**EXERCISE AIM**: In the entries below, find the lines with the word "Imaging" and copy them.

**EXTRACTED DATA**:
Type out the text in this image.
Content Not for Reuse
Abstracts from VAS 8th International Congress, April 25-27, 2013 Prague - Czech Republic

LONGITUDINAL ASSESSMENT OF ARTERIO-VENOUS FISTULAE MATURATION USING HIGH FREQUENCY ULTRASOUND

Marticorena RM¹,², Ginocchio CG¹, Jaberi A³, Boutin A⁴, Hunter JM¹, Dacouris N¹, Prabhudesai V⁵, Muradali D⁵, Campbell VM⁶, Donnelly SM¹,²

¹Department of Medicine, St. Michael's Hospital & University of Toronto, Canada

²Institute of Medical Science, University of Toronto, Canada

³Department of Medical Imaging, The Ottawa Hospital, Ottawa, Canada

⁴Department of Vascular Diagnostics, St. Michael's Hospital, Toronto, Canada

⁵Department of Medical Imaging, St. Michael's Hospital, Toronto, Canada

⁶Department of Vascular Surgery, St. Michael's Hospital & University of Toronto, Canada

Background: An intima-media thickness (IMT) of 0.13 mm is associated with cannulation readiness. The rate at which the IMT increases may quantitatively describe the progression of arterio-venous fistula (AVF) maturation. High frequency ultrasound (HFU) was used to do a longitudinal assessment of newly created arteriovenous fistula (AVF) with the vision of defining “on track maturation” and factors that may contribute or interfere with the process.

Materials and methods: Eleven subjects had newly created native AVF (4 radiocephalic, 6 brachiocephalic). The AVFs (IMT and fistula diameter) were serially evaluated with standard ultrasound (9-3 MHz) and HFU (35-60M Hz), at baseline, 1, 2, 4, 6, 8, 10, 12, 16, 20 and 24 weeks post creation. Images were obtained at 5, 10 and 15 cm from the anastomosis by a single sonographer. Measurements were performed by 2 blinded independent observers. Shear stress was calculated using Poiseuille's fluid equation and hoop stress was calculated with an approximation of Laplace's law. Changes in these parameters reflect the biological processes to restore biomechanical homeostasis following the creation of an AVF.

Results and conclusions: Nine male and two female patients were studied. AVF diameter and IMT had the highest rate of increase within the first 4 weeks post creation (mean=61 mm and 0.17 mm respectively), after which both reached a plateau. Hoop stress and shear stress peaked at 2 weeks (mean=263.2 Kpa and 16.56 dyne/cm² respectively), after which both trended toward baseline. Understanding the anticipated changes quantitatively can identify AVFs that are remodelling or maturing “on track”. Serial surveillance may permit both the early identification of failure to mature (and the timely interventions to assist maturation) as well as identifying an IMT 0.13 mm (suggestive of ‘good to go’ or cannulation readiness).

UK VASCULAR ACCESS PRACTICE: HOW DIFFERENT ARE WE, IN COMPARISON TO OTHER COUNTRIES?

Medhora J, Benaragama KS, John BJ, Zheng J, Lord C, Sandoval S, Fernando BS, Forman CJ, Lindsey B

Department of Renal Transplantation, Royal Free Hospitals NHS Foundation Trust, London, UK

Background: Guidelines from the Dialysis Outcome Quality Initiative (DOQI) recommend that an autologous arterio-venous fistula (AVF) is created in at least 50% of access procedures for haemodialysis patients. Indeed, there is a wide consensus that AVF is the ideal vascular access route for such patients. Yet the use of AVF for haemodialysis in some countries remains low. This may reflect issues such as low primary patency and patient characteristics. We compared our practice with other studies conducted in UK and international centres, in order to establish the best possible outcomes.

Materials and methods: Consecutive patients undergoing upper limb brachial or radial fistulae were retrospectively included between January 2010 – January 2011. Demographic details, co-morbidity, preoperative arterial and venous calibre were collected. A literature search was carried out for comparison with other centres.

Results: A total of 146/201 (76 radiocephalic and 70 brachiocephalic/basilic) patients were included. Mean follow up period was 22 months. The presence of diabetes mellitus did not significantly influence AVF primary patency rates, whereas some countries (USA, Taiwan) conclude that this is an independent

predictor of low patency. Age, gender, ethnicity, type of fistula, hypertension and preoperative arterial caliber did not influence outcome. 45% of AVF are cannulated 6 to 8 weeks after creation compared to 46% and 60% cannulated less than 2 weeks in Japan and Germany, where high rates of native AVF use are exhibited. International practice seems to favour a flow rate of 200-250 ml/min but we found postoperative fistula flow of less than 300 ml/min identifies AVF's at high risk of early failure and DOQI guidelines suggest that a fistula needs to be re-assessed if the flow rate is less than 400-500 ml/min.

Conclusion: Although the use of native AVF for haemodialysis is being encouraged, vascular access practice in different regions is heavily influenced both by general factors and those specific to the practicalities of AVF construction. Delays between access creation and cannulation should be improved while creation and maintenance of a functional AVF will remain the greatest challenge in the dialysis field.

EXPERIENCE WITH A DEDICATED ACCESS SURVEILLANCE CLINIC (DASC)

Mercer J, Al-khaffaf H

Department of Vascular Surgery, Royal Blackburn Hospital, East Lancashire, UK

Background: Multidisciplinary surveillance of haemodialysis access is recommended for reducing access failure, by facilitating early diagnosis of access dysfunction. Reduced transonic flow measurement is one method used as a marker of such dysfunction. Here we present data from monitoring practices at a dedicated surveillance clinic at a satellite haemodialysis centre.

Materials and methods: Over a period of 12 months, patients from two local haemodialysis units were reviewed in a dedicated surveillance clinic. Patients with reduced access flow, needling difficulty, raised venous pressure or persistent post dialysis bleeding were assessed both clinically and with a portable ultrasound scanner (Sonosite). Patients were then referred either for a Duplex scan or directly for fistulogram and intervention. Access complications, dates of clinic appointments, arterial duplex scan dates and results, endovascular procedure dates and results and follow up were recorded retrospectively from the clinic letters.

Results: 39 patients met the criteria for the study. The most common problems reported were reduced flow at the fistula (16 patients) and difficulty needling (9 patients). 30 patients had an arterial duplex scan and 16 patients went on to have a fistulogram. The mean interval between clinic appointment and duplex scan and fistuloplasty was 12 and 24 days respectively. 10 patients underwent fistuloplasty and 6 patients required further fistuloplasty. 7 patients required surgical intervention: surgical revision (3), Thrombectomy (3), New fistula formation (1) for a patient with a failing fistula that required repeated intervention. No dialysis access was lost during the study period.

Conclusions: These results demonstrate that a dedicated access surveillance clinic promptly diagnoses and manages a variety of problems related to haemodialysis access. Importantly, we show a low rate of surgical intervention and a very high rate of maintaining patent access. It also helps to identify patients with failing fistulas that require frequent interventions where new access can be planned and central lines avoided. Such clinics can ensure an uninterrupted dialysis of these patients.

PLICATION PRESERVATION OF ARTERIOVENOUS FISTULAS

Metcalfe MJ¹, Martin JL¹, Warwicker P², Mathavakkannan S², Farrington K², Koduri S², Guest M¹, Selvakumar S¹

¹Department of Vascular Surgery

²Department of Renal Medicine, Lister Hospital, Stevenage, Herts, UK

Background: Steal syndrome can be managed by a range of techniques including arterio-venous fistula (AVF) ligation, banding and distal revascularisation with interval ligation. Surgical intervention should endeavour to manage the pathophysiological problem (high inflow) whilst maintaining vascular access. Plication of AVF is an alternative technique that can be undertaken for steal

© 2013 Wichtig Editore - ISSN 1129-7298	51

**ANSWER SECTION**:
³Department of Medical Imaging, The Ottawa Hospital, Ottawa, Canada
⁵Department of Medical Imaging, St. Michael's Hospital, Toronto, Canada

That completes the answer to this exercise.